Short exercise:
Answer these from the blog text below:
(a) Who will the author work with on the bachelor thesis?
(b) Where did the author take the philosophical courses?
(c) Which section of the .org file is used for general planning and scheduling?

Text excerpt:
========================================================================

Author Archives: Stefan Kasberger

It will be about knowledge production on wikipedia

So, after some talks and research, the topic of my bachelor thesis has been narrowed down a little bit. Together with Fabian Flöck I will look into the mechanisms of collaborative knowledge production on the web, specifically on Wikipedia. Collaborative online plattforms with masses of contributors offer many new phenomena to look at, which has never before been accessible for researchers. Questions like: Who defines what is right? By which criteria will a contribution be accepted or reverted? How does the organization of knowledge and their contributors evolve over time? Are there people, who “own” knowledge? Why do people agree or disagree? How do disputes evolve? Which criteria leads to better quality of the article?

How knowledge appears, evolves and gets communicated are questions coming deeply from my philosophical hassle about what truth is. Especially the last year, as part of my philosophical courses I took at the IFZ in Graz (Einführung in die Technikphilosophie, Technik – Ethik – Politik), these question reflamed and matured through engaging with thoughts from Heidegger, Latour and Nietzsche.

The specific questioning is of course still open, but it will be something around how do editors in Wikipedia work more or less good together to write encyclopedia articles. Looking for specific patterns (they are everywhere¹) on the evolution of an article and the contributions of editors behind it.

Lots of questions now in my head. So next I will try to dive a little bit into Wikpedia and existing literature about it to get an understanding of actual questions and the state of research.

Sources

Thumb
Title: Martin_Heidegger_for_WP
Author: Herbert Wetterauer
Source: https://commons.wikimedia.org/wiki/File:Martin_Heidegger_for_WP.jpg
License: Creative Commons Attribution-Share Alike 3.0 Unported

How I set up my scientific work environment

How to set up your scientific project on the PC? Here is how I do it – from knowledge management over GitHub to this website.

I love preparing projects – maybe this is the most loved part of every project for me. Thinking about all the crazy stuff you will do in the future, letting thoughts fly around and connecting all kinds of ideas and perspectives together. Beeing creative about practice. But maybe it is all about trying to prevent troubles in the future.

The process described here is always at the beginning, long time before I know what I will do exactly in my research, course or thesis. More specific processes like literature research or how I use iPython for data analysis will follow.

Knowledge management

It always starts with organizing knowledge. Writting every thought together and trying to find a structure for it. Some thoughts start on a paper, some directly in my .org file.

Mostly I seperate them in those sections:

  • ToDo for tasks of course. Later on in big projects there are subsections seperated in sequences like now, next week, after publication etc.
  • Timeline for general planing and scheduling. Some planing and scheduling for very important process-steps (like research) will be saved in the specific section of it. This decision is always a checks and balance between having central overview and having it where you work on something specific.
  • Notes for saving all kinds of thoughts and facts.
  • Documentation for the ongoing documentation of my work, like content for my next blog posts as well as schedules for it.

========================================================================

Dataset:
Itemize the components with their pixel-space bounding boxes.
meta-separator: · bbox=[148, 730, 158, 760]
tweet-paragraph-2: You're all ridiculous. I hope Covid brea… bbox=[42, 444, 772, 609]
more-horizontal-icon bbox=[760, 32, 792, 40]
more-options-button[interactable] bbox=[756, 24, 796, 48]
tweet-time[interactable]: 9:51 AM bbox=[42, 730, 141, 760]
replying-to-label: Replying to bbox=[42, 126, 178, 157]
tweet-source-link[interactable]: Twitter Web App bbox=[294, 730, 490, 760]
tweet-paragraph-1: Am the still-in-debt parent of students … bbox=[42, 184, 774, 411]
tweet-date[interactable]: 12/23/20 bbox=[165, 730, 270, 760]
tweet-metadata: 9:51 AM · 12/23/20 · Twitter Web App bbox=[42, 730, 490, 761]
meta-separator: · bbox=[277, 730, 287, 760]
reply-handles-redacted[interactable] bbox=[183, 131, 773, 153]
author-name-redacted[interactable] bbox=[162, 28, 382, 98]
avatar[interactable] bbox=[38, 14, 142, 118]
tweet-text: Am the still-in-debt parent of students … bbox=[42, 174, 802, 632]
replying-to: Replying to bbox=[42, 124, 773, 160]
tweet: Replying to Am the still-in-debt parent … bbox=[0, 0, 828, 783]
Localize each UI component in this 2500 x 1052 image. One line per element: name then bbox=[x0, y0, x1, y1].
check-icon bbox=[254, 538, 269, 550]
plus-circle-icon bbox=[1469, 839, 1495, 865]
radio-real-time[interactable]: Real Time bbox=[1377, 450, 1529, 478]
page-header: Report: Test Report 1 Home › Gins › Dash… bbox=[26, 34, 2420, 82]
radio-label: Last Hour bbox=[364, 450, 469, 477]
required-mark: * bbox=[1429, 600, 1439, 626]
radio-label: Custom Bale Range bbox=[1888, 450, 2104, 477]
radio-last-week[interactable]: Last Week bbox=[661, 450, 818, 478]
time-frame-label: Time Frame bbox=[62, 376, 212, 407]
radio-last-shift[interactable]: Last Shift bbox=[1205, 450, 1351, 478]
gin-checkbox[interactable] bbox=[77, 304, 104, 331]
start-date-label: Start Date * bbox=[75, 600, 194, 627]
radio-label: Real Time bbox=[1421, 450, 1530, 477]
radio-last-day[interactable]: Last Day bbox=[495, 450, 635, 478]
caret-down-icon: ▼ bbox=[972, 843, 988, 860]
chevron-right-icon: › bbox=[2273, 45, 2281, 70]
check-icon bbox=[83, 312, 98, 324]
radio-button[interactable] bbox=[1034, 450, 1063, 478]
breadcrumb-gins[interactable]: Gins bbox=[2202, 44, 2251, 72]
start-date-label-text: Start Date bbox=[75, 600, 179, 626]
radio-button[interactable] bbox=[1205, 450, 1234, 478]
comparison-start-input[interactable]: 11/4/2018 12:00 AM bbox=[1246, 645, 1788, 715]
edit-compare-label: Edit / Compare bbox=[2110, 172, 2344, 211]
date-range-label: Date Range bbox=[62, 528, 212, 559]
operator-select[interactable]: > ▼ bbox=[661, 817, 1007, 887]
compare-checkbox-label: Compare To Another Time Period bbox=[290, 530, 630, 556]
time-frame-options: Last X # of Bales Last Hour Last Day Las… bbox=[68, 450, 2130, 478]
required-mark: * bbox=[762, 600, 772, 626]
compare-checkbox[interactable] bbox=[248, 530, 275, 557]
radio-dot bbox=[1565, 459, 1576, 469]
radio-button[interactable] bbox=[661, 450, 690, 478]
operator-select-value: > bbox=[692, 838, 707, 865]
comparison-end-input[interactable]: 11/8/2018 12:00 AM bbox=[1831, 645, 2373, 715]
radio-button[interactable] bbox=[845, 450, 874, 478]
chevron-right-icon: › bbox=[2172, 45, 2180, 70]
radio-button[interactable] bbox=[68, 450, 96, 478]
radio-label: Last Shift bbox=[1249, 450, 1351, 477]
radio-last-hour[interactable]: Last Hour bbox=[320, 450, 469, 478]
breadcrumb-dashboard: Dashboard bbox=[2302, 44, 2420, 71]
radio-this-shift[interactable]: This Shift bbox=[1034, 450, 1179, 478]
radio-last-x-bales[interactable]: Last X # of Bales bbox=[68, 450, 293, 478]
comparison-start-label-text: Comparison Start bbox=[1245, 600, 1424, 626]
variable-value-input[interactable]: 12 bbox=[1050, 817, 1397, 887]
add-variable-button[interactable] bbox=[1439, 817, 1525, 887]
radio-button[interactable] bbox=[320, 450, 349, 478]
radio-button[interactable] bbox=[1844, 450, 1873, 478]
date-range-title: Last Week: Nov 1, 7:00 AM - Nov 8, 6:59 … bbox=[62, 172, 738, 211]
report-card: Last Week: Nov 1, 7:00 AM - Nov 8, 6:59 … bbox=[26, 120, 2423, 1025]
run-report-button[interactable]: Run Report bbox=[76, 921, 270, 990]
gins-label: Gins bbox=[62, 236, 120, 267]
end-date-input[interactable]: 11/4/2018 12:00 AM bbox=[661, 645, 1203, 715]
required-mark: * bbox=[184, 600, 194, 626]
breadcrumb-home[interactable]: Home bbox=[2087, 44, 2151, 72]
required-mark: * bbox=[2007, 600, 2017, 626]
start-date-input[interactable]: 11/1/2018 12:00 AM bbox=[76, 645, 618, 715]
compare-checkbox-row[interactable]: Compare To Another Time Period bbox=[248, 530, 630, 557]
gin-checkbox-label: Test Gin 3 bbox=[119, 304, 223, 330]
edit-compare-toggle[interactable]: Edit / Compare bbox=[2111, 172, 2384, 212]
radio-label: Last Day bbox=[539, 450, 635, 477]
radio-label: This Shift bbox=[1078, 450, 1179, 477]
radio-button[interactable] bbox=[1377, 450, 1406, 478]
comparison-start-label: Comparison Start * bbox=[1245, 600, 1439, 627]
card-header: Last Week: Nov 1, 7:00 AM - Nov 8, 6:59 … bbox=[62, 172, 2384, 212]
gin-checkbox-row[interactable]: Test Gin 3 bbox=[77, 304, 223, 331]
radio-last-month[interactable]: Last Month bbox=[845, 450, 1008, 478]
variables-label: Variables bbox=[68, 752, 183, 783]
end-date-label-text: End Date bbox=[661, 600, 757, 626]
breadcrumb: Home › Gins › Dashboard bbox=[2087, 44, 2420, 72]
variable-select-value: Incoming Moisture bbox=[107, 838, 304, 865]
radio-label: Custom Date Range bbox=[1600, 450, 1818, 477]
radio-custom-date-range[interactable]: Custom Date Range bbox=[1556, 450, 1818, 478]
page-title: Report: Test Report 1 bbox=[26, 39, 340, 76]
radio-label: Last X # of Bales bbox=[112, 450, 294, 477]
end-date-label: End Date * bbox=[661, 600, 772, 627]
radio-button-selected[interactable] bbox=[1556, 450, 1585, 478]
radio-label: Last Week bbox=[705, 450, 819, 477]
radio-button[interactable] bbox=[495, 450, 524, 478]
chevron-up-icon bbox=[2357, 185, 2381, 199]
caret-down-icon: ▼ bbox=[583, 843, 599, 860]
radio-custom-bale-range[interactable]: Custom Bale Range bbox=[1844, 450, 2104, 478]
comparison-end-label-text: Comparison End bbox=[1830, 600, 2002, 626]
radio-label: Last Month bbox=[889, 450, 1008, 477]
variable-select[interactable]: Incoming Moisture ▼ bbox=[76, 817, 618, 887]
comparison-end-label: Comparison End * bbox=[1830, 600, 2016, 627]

========================================================================

Exercise response:
(a) Fabian Flöck
(b) At the IFZ in Graz
(c) Timeline